*Work instructions*: Extract the entries below from the first line through the line holding "viewport-titlebar: 3DView of", inclusive, and reproduce each line without any change.

Entries taken from a collection
---+---
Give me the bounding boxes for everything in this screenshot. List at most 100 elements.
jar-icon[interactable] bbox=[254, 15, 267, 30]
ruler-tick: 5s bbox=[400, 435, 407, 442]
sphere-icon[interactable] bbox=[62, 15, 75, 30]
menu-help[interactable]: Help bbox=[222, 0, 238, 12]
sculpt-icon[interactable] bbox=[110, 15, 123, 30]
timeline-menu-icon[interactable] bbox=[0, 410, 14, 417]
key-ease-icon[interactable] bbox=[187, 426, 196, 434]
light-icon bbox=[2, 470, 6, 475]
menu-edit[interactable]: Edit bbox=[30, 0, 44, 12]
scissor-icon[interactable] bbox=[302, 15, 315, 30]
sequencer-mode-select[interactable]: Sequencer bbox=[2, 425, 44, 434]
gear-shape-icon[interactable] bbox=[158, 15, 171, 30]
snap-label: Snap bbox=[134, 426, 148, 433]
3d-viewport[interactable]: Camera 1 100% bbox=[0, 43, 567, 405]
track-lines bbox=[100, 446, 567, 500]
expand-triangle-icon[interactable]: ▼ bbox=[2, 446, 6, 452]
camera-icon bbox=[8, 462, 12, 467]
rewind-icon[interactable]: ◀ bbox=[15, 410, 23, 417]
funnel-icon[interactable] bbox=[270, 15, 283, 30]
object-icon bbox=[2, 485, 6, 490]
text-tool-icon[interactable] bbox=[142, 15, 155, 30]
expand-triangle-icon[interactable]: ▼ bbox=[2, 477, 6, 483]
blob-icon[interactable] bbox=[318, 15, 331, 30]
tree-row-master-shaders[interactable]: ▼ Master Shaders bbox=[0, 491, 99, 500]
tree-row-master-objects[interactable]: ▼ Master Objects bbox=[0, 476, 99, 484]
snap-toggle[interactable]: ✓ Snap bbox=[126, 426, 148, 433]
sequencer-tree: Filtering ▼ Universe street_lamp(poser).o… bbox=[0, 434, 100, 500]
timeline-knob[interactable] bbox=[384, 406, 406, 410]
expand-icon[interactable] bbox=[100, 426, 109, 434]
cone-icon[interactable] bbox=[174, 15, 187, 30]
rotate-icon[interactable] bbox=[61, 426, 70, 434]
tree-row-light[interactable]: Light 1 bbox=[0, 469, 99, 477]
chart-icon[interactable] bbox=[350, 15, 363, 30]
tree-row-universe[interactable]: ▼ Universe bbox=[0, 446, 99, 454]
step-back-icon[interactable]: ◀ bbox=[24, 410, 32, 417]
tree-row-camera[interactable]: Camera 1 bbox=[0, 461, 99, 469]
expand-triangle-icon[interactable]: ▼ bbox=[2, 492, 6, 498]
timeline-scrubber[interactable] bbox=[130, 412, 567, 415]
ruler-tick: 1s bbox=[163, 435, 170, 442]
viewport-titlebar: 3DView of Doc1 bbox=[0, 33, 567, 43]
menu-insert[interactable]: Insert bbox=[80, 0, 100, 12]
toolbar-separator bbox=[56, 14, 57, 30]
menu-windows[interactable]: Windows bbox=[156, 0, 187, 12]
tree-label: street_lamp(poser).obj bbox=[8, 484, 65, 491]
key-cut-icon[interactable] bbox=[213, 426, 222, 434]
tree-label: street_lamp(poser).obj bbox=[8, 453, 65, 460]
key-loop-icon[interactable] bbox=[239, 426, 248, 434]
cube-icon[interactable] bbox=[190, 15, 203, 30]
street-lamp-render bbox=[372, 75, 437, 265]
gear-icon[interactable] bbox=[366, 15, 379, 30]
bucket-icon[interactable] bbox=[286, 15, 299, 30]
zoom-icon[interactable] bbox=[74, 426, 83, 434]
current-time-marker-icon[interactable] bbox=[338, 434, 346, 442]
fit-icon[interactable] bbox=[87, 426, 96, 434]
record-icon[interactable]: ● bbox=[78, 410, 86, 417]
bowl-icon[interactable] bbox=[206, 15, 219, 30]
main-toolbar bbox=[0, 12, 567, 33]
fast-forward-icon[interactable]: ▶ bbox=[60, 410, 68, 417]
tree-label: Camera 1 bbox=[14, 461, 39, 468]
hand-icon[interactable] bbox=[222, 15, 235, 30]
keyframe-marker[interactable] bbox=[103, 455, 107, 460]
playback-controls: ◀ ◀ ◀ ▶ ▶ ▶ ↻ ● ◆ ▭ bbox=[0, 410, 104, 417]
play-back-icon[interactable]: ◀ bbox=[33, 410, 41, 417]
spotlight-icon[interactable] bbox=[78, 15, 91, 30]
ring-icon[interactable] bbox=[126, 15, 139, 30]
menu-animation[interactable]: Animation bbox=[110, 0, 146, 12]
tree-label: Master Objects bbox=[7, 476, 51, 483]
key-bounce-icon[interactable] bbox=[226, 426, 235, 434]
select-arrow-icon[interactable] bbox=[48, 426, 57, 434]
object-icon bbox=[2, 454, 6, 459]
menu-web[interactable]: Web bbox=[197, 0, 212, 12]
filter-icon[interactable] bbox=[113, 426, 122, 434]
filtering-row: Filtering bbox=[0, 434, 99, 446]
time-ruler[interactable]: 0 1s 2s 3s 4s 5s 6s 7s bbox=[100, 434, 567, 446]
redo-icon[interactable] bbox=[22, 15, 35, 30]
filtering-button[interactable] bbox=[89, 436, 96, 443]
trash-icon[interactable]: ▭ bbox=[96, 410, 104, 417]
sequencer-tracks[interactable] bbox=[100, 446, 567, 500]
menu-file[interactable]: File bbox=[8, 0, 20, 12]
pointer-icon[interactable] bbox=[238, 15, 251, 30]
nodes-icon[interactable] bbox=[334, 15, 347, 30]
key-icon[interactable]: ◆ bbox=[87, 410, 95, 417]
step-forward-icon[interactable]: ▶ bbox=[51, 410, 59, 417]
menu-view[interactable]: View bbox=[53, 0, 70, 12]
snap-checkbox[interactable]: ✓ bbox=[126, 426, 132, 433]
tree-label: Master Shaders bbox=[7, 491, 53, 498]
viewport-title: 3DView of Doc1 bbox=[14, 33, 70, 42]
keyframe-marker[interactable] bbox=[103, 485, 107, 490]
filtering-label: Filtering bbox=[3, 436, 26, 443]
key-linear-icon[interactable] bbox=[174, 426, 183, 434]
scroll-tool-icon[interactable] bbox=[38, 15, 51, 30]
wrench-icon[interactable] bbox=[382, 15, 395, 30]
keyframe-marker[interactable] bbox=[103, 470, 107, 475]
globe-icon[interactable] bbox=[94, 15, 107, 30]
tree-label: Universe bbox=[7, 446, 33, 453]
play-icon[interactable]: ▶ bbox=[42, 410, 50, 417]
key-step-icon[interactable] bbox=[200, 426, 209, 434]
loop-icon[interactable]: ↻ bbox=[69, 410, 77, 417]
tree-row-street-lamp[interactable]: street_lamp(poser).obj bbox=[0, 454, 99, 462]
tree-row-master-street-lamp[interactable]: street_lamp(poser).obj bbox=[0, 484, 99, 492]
---+---
*Solution for this problem*:
Give me the bounding boxes for everything in this screenshot. List at most 100 elements.
jar-icon[interactable] bbox=[254, 15, 267, 30]
ruler-tick: 5s bbox=[400, 435, 407, 442]
sphere-icon[interactable] bbox=[62, 15, 75, 30]
menu-help[interactable]: Help bbox=[222, 0, 238, 12]
sculpt-icon[interactable] bbox=[110, 15, 123, 30]
timeline-menu-icon[interactable] bbox=[0, 410, 14, 417]
key-ease-icon[interactable] bbox=[187, 426, 196, 434]
light-icon bbox=[2, 470, 6, 475]
menu-edit[interactable]: Edit bbox=[30, 0, 44, 12]
scissor-icon[interactable] bbox=[302, 15, 315, 30]
sequencer-mode-select[interactable]: Sequencer bbox=[2, 425, 44, 434]
gear-shape-icon[interactable] bbox=[158, 15, 171, 30]
snap-label: Snap bbox=[134, 426, 148, 433]
3d-viewport[interactable]: Camera 1 100% bbox=[0, 43, 567, 405]
track-lines bbox=[100, 446, 567, 500]
expand-triangle-icon[interactable]: ▼ bbox=[2, 446, 6, 452]
camera-icon bbox=[8, 462, 12, 467]
rewind-icon[interactable]: ◀ bbox=[15, 410, 23, 417]
funnel-icon[interactable] bbox=[270, 15, 283, 30]
object-icon bbox=[2, 485, 6, 490]
text-tool-icon[interactable] bbox=[142, 15, 155, 30]
expand-triangle-icon[interactable]: ▼ bbox=[2, 477, 6, 483]
blob-icon[interactable] bbox=[318, 15, 331, 30]
tree-row-master-shaders[interactable]: ▼ Master Shaders bbox=[0, 491, 99, 500]
tree-row-master-objects[interactable]: ▼ Master Objects bbox=[0, 476, 99, 484]
snap-toggle[interactable]: ✓ Snap bbox=[126, 426, 148, 433]
sequencer-tree: Filtering ▼ Universe street_lamp(poser).o… bbox=[0, 434, 100, 500]
timeline-knob[interactable] bbox=[384, 406, 406, 410]
expand-icon[interactable] bbox=[100, 426, 109, 434]
cone-icon[interactable] bbox=[174, 15, 187, 30]
rotate-icon[interactable] bbox=[61, 426, 70, 434]
tree-row-light[interactable]: Light 1 bbox=[0, 469, 99, 477]
chart-icon[interactable] bbox=[350, 15, 363, 30]
tree-row-universe[interactable]: ▼ Universe bbox=[0, 446, 99, 454]
step-back-icon[interactable]: ◀ bbox=[24, 410, 32, 417]
tree-row-camera[interactable]: Camera 1 bbox=[0, 461, 99, 469]
expand-triangle-icon[interactable]: ▼ bbox=[2, 492, 6, 498]
timeline-scrubber[interactable] bbox=[130, 412, 567, 415]
ruler-tick: 1s bbox=[163, 435, 170, 442]
viewport-titlebar: 3DView of Doc1 bbox=[0, 33, 567, 43]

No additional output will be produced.